### Entries taken from a collection
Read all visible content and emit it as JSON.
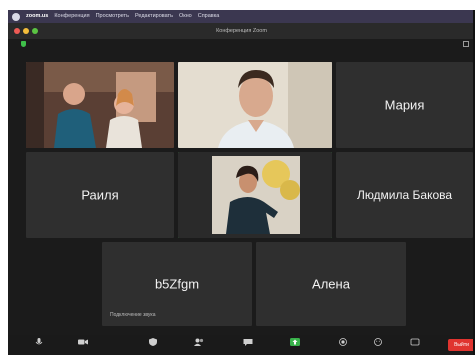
{
  "menubar": {
    "app_name": "zoom.us",
    "items": [
      "Конференция",
      "Просмотреть",
      "Редактировать",
      "Окно",
      "Справка"
    ]
  },
  "window": {
    "title": "Конференция Zoom"
  },
  "participants": [
    {
      "name": "",
      "has_video": true
    },
    {
      "name": "",
      "has_video": true
    },
    {
      "name": "Мария",
      "has_video": false
    },
    {
      "name": "Раиля",
      "has_video": false
    },
    {
      "name": "",
      "has_video": true,
      "active_speaker": true
    },
    {
      "name": "Людмила Бакова",
      "has_video": false
    },
    {
      "name": "b5Zfgm",
      "has_video": false
    },
    {
      "name": "Алена",
      "has_video": false
    }
  ],
  "self_caption": "Подключение звука",
  "toolbar": {
    "end_label": "Выйти"
  },
  "colors": {
    "speaker_border": "#33b844",
    "end_button": "#e0342f",
    "tile_bg": "#2f2f2f",
    "app_bg": "#1b1b1b"
  }
}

### Written instruction
Above are entries; state the number of lines among them that contain "Конференция", and nothing else.

### Result below
2